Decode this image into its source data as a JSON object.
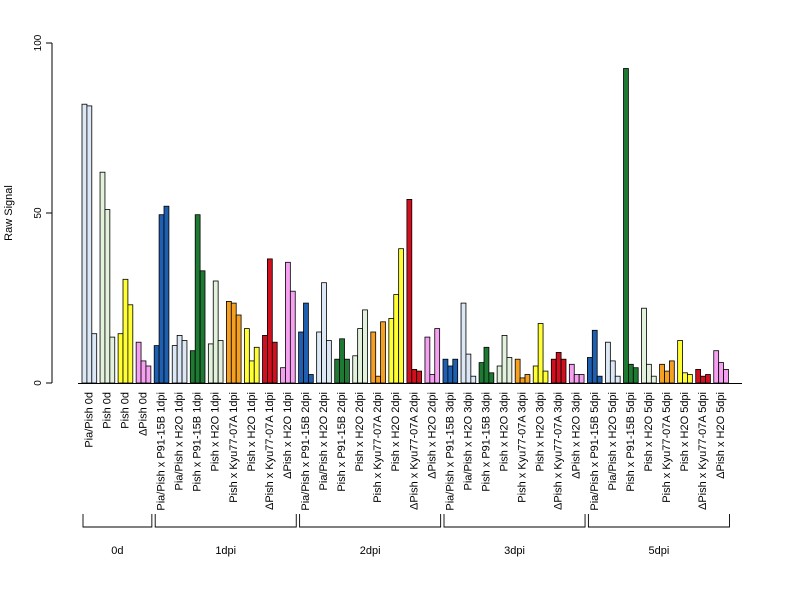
{
  "chart_data": {
    "type": "bar",
    "title": "",
    "xlabel": "",
    "ylabel": "Raw Signal",
    "ylim": [
      0,
      100
    ],
    "yticks": [
      "0",
      "50",
      "100"
    ],
    "grid": false,
    "legend": "none",
    "colors": {
      "light_blue": "#dce8f5",
      "light_green": "#e3f2dc",
      "yellow": "#ffff33",
      "pink": "#f5a0f0",
      "blue": "#1f5fb0",
      "dark_green": "#1e7a32",
      "orange": "#f5a020",
      "red": "#d0101e"
    },
    "categories": [
      {
        "label": "Pia/Pish 0d",
        "color": "light_blue",
        "values": [
          82,
          81.5,
          14.5
        ]
      },
      {
        "label": "Pish 0d",
        "color": "light_green",
        "values": [
          62,
          51,
          13.5
        ]
      },
      {
        "label": "Pish 0d",
        "color": "yellow",
        "values": [
          14.5,
          30.5,
          23
        ]
      },
      {
        "label": "ΔPish 0d",
        "color": "pink",
        "values": [
          12,
          6.5,
          5
        ]
      },
      {
        "label": "Pia/Pish x P91-15B 1dpi",
        "color": "blue",
        "values": [
          11,
          49.5,
          52
        ]
      },
      {
        "label": "Pia/Pish x H2O 1dpi",
        "color": "light_blue",
        "values": [
          11,
          14,
          12.5
        ]
      },
      {
        "label": "Pish x P91-15B 1dpi",
        "color": "dark_green",
        "values": [
          9.5,
          49.5,
          33
        ]
      },
      {
        "label": "Pish x H2O 1dpi",
        "color": "light_green",
        "values": [
          11.5,
          30,
          12.5
        ]
      },
      {
        "label": "Pish x Kyu77-07A 1dpi",
        "color": "orange",
        "values": [
          24,
          23.5,
          20
        ]
      },
      {
        "label": "Pish x H2O 1dpi",
        "color": "yellow",
        "values": [
          16,
          6.5,
          10.5
        ]
      },
      {
        "label": "ΔPish x Kyu77-07A 1dpi",
        "color": "red",
        "values": [
          14,
          36.5,
          12
        ]
      },
      {
        "label": "ΔPish x H2O 1dpi",
        "color": "pink",
        "values": [
          4.5,
          35.5,
          27
        ]
      },
      {
        "label": "Pia/Pish x P91-15B 2dpi",
        "color": "blue",
        "values": [
          15,
          23.5,
          2.5
        ]
      },
      {
        "label": "Pia/Pish x H2O 2dpi",
        "color": "light_blue",
        "values": [
          15,
          29.5,
          12.5
        ]
      },
      {
        "label": "Pish x P91-15B 2dpi",
        "color": "dark_green",
        "values": [
          7,
          13,
          7
        ]
      },
      {
        "label": "Pish x H2O 2dpi",
        "color": "light_green",
        "values": [
          8,
          16,
          21.5
        ]
      },
      {
        "label": "Pish x Kyu77-07A 2dpi",
        "color": "orange",
        "values": [
          15,
          2,
          18
        ]
      },
      {
        "label": "Pish x H2O 2dpi",
        "color": "yellow",
        "values": [
          19,
          26,
          39.5
        ]
      },
      {
        "label": "ΔPish x Kyu77-07A 2dpi",
        "color": "red",
        "values": [
          54,
          4,
          3.5
        ]
      },
      {
        "label": "ΔPish x H2O 2dpi",
        "color": "pink",
        "values": [
          13.5,
          2.5,
          16
        ]
      },
      {
        "label": "Pia/Pish x P91-15B 3dpi",
        "color": "blue",
        "values": [
          7,
          5,
          7
        ]
      },
      {
        "label": "Pia/Pish x H2O 3dpi",
        "color": "light_blue",
        "values": [
          23.5,
          8.5,
          2
        ]
      },
      {
        "label": "Pish x P91-15B 3dpi",
        "color": "dark_green",
        "values": [
          6,
          10.5,
          3
        ]
      },
      {
        "label": "Pish x H2O 3dpi",
        "color": "light_green",
        "values": [
          5,
          14,
          7.5
        ]
      },
      {
        "label": "Pish x Kyu77-07A 3dpi",
        "color": "orange",
        "values": [
          7,
          1.5,
          2.5
        ]
      },
      {
        "label": "Pish x H2O 3dpi",
        "color": "yellow",
        "values": [
          5,
          17.5,
          3.5
        ]
      },
      {
        "label": "ΔPish x Kyu77-07A 3dpi",
        "color": "red",
        "values": [
          7,
          9,
          7
        ]
      },
      {
        "label": "ΔPish x H2O 3dpi",
        "color": "pink",
        "values": [
          5.5,
          2.5,
          2.5
        ]
      },
      {
        "label": "Pia/Pish x P91-15B 5dpi",
        "color": "blue",
        "values": [
          7.5,
          15.5,
          2
        ]
      },
      {
        "label": "Pia/Pish x H2O 5dpi",
        "color": "light_blue",
        "values": [
          12,
          6.5,
          2
        ]
      },
      {
        "label": "Pish x P91-15B 5dpi",
        "color": "dark_green",
        "values": [
          92.5,
          5.5,
          4.5
        ]
      },
      {
        "label": "Pish x H2O 5dpi",
        "color": "light_green",
        "values": [
          22,
          5.5,
          2
        ]
      },
      {
        "label": "Pish x Kyu77-07A 5dpi",
        "color": "orange",
        "values": [
          5.5,
          3.5,
          6.5
        ]
      },
      {
        "label": "Pish x H2O 5dpi",
        "color": "yellow",
        "values": [
          12.5,
          3,
          2.5
        ]
      },
      {
        "label": "ΔPish x Kyu77-07A 5dpi",
        "color": "red",
        "values": [
          4,
          2,
          2.5
        ]
      },
      {
        "label": "ΔPish x H2O 5dpi",
        "color": "pink",
        "values": [
          9.5,
          6,
          4
        ]
      }
    ],
    "groups": [
      {
        "label": "0d",
        "start": 0,
        "end": 3
      },
      {
        "label": "1dpi",
        "start": 4,
        "end": 11
      },
      {
        "label": "2dpi",
        "start": 12,
        "end": 19
      },
      {
        "label": "3dpi",
        "start": 20,
        "end": 27
      },
      {
        "label": "5dpi",
        "start": 28,
        "end": 35
      }
    ]
  }
}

**Brief:** Send back the data above word for word, with the pictures left out.

**Answer to the exercise:**
Decode this image into its source data as a JSON object.
{
  "chart_data": {
    "type": "bar",
    "title": "",
    "xlabel": "",
    "ylabel": "Raw Signal",
    "ylim": [
      0,
      100
    ],
    "yticks": [
      "0",
      "50",
      "100"
    ],
    "grid": false,
    "legend": "none",
    "colors": {
      "light_blue": "#dce8f5",
      "light_green": "#e3f2dc",
      "yellow": "#ffff33",
      "pink": "#f5a0f0",
      "blue": "#1f5fb0",
      "dark_green": "#1e7a32",
      "orange": "#f5a020",
      "red": "#d0101e"
    },
    "categories": [
      {
        "label": "Pia/Pish 0d",
        "color": "light_blue",
        "values": [
          82,
          81.5,
          14.5
        ]
      },
      {
        "label": "Pish 0d",
        "color": "light_green",
        "values": [
          62,
          51,
          13.5
        ]
      },
      {
        "label": "Pish 0d",
        "color": "yellow",
        "values": [
          14.5,
          30.5,
          23
        ]
      },
      {
        "label": "ΔPish 0d",
        "color": "pink",
        "values": [
          12,
          6.5,
          5
        ]
      },
      {
        "label": "Pia/Pish x P91-15B 1dpi",
        "color": "blue",
        "values": [
          11,
          49.5,
          52
        ]
      },
      {
        "label": "Pia/Pish x H2O 1dpi",
        "color": "light_blue",
        "values": [
          11,
          14,
          12.5
        ]
      },
      {
        "label": "Pish x P91-15B 1dpi",
        "color": "dark_green",
        "values": [
          9.5,
          49.5,
          33
        ]
      },
      {
        "label": "Pish x H2O 1dpi",
        "color": "light_green",
        "values": [
          11.5,
          30,
          12.5
        ]
      },
      {
        "label": "Pish x Kyu77-07A 1dpi",
        "color": "orange",
        "values": [
          24,
          23.5,
          20
        ]
      },
      {
        "label": "Pish x H2O 1dpi",
        "color": "yellow",
        "values": [
          16,
          6.5,
          10.5
        ]
      },
      {
        "label": "ΔPish x Kyu77-07A 1dpi",
        "color": "red",
        "values": [
          14,
          36.5,
          12
        ]
      },
      {
        "label": "ΔPish x H2O 1dpi",
        "color": "pink",
        "values": [
          4.5,
          35.5,
          27
        ]
      },
      {
        "label": "Pia/Pish x P91-15B 2dpi",
        "color": "blue",
        "values": [
          15,
          23.5,
          2.5
        ]
      },
      {
        "label": "Pia/Pish x H2O 2dpi",
        "color": "light_blue",
        "values": [
          15,
          29.5,
          12.5
        ]
      },
      {
        "label": "Pish x P91-15B 2dpi",
        "color": "dark_green",
        "values": [
          7,
          13,
          7
        ]
      },
      {
        "label": "Pish x H2O 2dpi",
        "color": "light_green",
        "values": [
          8,
          16,
          21.5
        ]
      },
      {
        "label": "Pish x Kyu77-07A 2dpi",
        "color": "orange",
        "values": [
          15,
          2,
          18
        ]
      },
      {
        "label": "Pish x H2O 2dpi",
        "color": "yellow",
        "values": [
          19,
          26,
          39.5
        ]
      },
      {
        "label": "ΔPish x Kyu77-07A 2dpi",
        "color": "red",
        "values": [
          54,
          4,
          3.5
        ]
      },
      {
        "label": "ΔPish x H2O 2dpi",
        "color": "pink",
        "values": [
          13.5,
          2.5,
          16
        ]
      },
      {
        "label": "Pia/Pish x P91-15B 3dpi",
        "color": "blue",
        "values": [
          7,
          5,
          7
        ]
      },
      {
        "label": "Pia/Pish x H2O 3dpi",
        "color": "light_blue",
        "values": [
          23.5,
          8.5,
          2
        ]
      },
      {
        "label": "Pish x P91-15B 3dpi",
        "color": "dark_green",
        "values": [
          6,
          10.5,
          3
        ]
      },
      {
        "label": "Pish x H2O 3dpi",
        "color": "light_green",
        "values": [
          5,
          14,
          7.5
        ]
      },
      {
        "label": "Pish x Kyu77-07A 3dpi",
        "color": "orange",
        "values": [
          7,
          1.5,
          2.5
        ]
      },
      {
        "label": "Pish x H2O 3dpi",
        "color": "yellow",
        "values": [
          5,
          17.5,
          3.5
        ]
      },
      {
        "label": "ΔPish x Kyu77-07A 3dpi",
        "color": "red",
        "values": [
          7,
          9,
          7
        ]
      },
      {
        "label": "ΔPish x H2O 3dpi",
        "color": "pink",
        "values": [
          5.5,
          2.5,
          2.5
        ]
      },
      {
        "label": "Pia/Pish x P91-15B 5dpi",
        "color": "blue",
        "values": [
          7.5,
          15.5,
          2
        ]
      },
      {
        "label": "Pia/Pish x H2O 5dpi",
        "color": "light_blue",
        "values": [
          12,
          6.5,
          2
        ]
      },
      {
        "label": "Pish x P91-15B 5dpi",
        "color": "dark_green",
        "values": [
          92.5,
          5.5,
          4.5
        ]
      },
      {
        "label": "Pish x H2O 5dpi",
        "color": "light_green",
        "values": [
          22,
          5.5,
          2
        ]
      },
      {
        "label": "Pish x Kyu77-07A 5dpi",
        "color": "orange",
        "values": [
          5.5,
          3.5,
          6.5
        ]
      },
      {
        "label": "Pish x H2O 5dpi",
        "color": "yellow",
        "values": [
          12.5,
          3,
          2.5
        ]
      },
      {
        "label": "ΔPish x Kyu77-07A 5dpi",
        "color": "red",
        "values": [
          4,
          2,
          2.5
        ]
      },
      {
        "label": "ΔPish x H2O 5dpi",
        "color": "pink",
        "values": [
          9.5,
          6,
          4
        ]
      }
    ],
    "groups": [
      {
        "label": "0d",
        "start": 0,
        "end": 3
      },
      {
        "label": "1dpi",
        "start": 4,
        "end": 11
      },
      {
        "label": "2dpi",
        "start": 12,
        "end": 19
      },
      {
        "label": "3dpi",
        "start": 20,
        "end": 27
      },
      {
        "label": "5dpi",
        "start": 28,
        "end": 35
      }
    ]
  }
}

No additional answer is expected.